DESCRIPTION OF THE TASK:
Write out the listing below again, precisely as it is given.

RECORDS SUPPLIED:

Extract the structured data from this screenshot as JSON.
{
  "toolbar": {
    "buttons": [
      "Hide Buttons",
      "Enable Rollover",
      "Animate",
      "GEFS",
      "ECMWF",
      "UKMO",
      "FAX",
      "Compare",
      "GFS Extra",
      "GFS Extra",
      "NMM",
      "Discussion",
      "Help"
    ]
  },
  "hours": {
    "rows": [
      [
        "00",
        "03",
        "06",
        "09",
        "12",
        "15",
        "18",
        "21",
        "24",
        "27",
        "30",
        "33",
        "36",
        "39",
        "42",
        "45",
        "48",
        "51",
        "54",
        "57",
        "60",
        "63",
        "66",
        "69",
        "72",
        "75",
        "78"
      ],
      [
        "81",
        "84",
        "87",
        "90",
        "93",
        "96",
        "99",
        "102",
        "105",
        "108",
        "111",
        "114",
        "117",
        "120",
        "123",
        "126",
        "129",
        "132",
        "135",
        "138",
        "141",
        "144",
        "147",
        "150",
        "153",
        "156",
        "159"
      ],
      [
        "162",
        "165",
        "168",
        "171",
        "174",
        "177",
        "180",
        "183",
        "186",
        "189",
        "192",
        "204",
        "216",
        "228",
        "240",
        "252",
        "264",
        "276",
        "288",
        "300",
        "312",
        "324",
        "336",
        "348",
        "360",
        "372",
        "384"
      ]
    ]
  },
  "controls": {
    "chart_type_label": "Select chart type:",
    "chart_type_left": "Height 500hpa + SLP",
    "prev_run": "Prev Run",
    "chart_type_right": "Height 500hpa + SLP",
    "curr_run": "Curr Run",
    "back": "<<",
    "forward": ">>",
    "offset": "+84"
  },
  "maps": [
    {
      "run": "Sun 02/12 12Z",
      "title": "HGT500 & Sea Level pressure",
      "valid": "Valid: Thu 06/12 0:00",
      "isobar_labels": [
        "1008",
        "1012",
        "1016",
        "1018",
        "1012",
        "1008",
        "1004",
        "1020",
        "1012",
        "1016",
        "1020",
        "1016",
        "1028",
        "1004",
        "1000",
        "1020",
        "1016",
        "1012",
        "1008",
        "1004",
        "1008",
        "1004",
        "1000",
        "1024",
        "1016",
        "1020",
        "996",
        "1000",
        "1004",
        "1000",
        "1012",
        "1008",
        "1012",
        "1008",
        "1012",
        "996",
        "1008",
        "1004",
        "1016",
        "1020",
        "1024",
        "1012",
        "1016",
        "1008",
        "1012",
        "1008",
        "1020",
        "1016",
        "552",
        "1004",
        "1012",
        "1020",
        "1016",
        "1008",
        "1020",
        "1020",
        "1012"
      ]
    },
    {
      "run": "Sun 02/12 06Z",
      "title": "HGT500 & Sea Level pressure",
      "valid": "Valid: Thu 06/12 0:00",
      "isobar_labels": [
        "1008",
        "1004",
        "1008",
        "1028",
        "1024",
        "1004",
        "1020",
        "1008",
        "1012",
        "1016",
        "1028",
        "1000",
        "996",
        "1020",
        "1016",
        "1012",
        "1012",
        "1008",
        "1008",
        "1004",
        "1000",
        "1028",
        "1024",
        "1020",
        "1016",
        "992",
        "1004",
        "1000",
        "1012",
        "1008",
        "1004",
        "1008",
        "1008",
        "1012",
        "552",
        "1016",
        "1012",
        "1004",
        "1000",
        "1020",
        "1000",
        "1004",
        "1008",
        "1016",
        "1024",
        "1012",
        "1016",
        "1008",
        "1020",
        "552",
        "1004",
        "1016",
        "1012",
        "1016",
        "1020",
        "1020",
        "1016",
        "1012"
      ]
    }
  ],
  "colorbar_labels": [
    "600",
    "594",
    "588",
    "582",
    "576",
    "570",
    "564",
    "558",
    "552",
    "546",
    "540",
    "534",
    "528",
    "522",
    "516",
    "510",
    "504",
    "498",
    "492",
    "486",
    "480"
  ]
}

CORRECT ANSWER:
Extract the structured data from this screenshot as JSON.
{
  "toolbar": {
    "buttons": [
      "Hide Buttons",
      "Enable Rollover",
      "Animate",
      "GEFS",
      "ECMWF",
      "UKMO",
      "FAX",
      "Compare",
      "GFS Extra",
      "GFS Extra",
      "NMM",
      "Discussion",
      "Help"
    ]
  },
  "hours": {
    "rows": [
      [
        "00",
        "03",
        "06",
        "09",
        "12",
        "15",
        "18",
        "21",
        "24",
        "27",
        "30",
        "33",
        "36",
        "39",
        "42",
        "45",
        "48",
        "51",
        "54",
        "57",
        "60",
        "63",
        "66",
        "69",
        "72",
        "75",
        "78"
      ],
      [
        "81",
        "84",
        "87",
        "90",
        "93",
        "96",
        "99",
        "102",
        "105",
        "108",
        "111",
        "114",
        "117",
        "120",
        "123",
        "126",
        "129",
        "132",
        "135",
        "138",
        "141",
        "144",
        "147",
        "150",
        "153",
        "156",
        "159"
      ],
      [
        "162",
        "165",
        "168",
        "171",
        "174",
        "177",
        "180",
        "183",
        "186",
        "189",
        "192",
        "204",
        "216",
        "228",
        "240",
        "252",
        "264",
        "276",
        "288",
        "300",
        "312",
        "324",
        "336",
        "348",
        "360",
        "372",
        "384"
      ]
    ]
  },
  "controls": {
    "chart_type_label": "Select chart type:",
    "chart_type_left": "Height 500hpa + SLP",
    "prev_run": "Prev Run",
    "chart_type_right": "Height 500hpa + SLP",
    "curr_run": "Curr Run",
    "back": "<<",
    "forward": ">>",
    "offset": "+84"
  },
  "maps": [
    {
      "run": "Sun 02/12 12Z",
      "title": "HGT500 & Sea Level pressure",
      "valid": "Valid: Thu 06/12 0:00",
      "isobar_labels": [
        "1008",
        "1012",
        "1016",
        "1018",
        "1012",
        "1008",
        "1004",
        "1020",
        "1012",
        "1016",
        "1020",
        "1016",
        "1028",
        "1004",
        "1000",
        "1020",
        "1016",
        "1012",
        "1008",
        "1004",
        "1008",
        "1004",
        "1000",
        "1024",
        "1016",
        "1020",
        "996",
        "1000",
        "1004",
        "1000",
        "1012",
        "1008",
        "1012",
        "1008",
        "1012",
        "996",
        "1008",
        "1004",
        "1016",
        "1020",
        "1024",
        "1012",
        "1016",
        "1008",
        "1012",
        "1008",
        "1020",
        "1016",
        "552",
        "1004",
        "1012",
        "1020",
        "1016",
        "1008",
        "1020",
        "1020",
        "1012"
      ]
    },
    {
      "run": "Sun 02/12 06Z",
      "title": "HGT500 & Sea Level pressure",
      "valid": "Valid: Thu 06/12 0:00",
      "isobar_labels": [
        "1008",
        "1004",
        "1008",
        "1028",
        "1024",
        "1004",
        "1020",
        "1008",
        "1012",
        "1016",
        "1028",
        "1000",
        "996",
        "1020",
        "1016",
        "1012",
        "1012",
        "1008",
        "1008",
        "1004",
        "1000",
        "1028",
        "1024",
        "1020",
        "1016",
        "992",
        "1004",
        "1000",
        "1012",
        "1008",
        "1004",
        "1008",
        "1008",
        "1012",
        "552",
        "1016",
        "1012",
        "1004",
        "1000",
        "1020",
        "1000",
        "1004",
        "1008",
        "1016",
        "1024",
        "1012",
        "1016",
        "1008",
        "1020",
        "552",
        "1004",
        "1016",
        "1012",
        "1016",
        "1020",
        "1020",
        "1016",
        "1012"
      ]
    }
  ],
  "colorbar_labels": [
    "600",
    "594",
    "588",
    "582",
    "576",
    "570",
    "564",
    "558",
    "552",
    "546",
    "540",
    "534",
    "528",
    "522",
    "516",
    "510",
    "504",
    "498",
    "492",
    "486",
    "480"
  ]
}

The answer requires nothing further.